= THE REQUEST =
Keep the pictures out and restate every record exactly.
------------------------------------------------------------------------
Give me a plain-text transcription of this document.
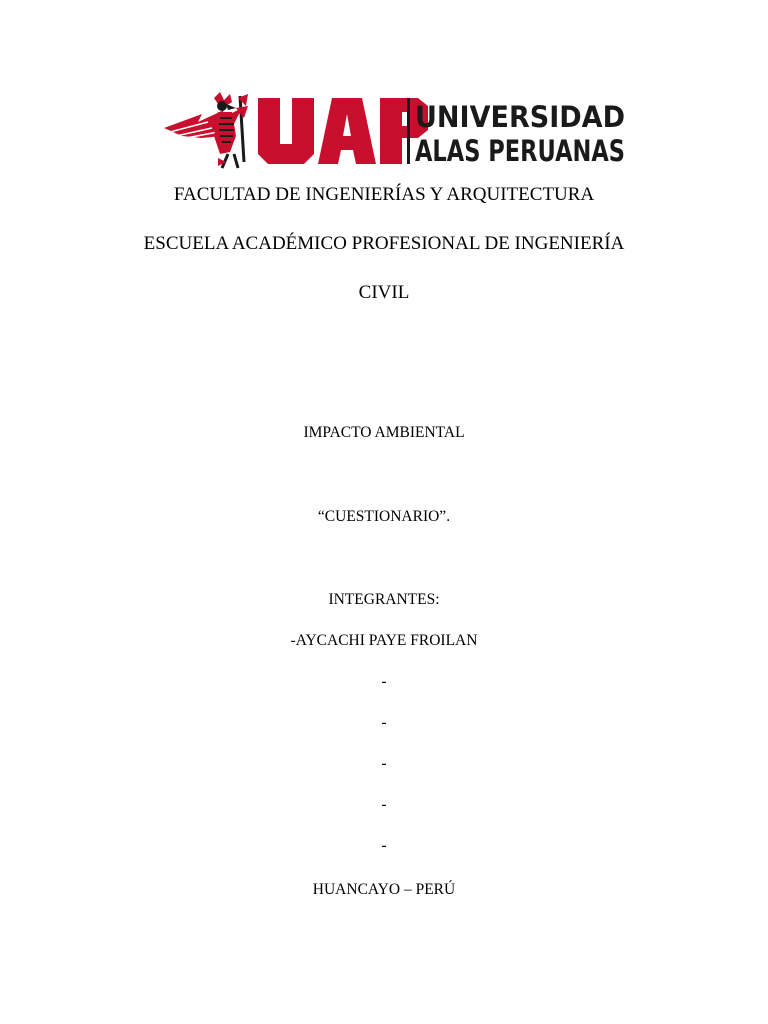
UNIVERSIDAD
ALAS PERUANAS
FACULTAD DE INGENIERÍAS Y ARQUITECTURA
ESCUELA ACADÉMICO PROFESIONAL DE INGENIERÍA
CIVIL
IMPACTO AMBIENTAL
“CUESTIONARIO”.
INTEGRANTES:
-AYCACHI PAYE FROILAN
-
-
-
-
-
HUANCAYO – PERÚ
------------------------------------------------------------------------
= RESPONSE =
Give me a plain-text transcription of this document.
UNIVERSIDAD
ALAS PERUANAS
FACULTAD DE INGENIERÍAS Y ARQUITECTURA
ESCUELA ACADÉMICO PROFESIONAL DE INGENIERÍA
CIVIL
IMPACTO AMBIENTAL
“CUESTIONARIO”.
INTEGRANTES:
-AYCACHI PAYE FROILAN
-
-
-
-
-
HUANCAYO – PERÚ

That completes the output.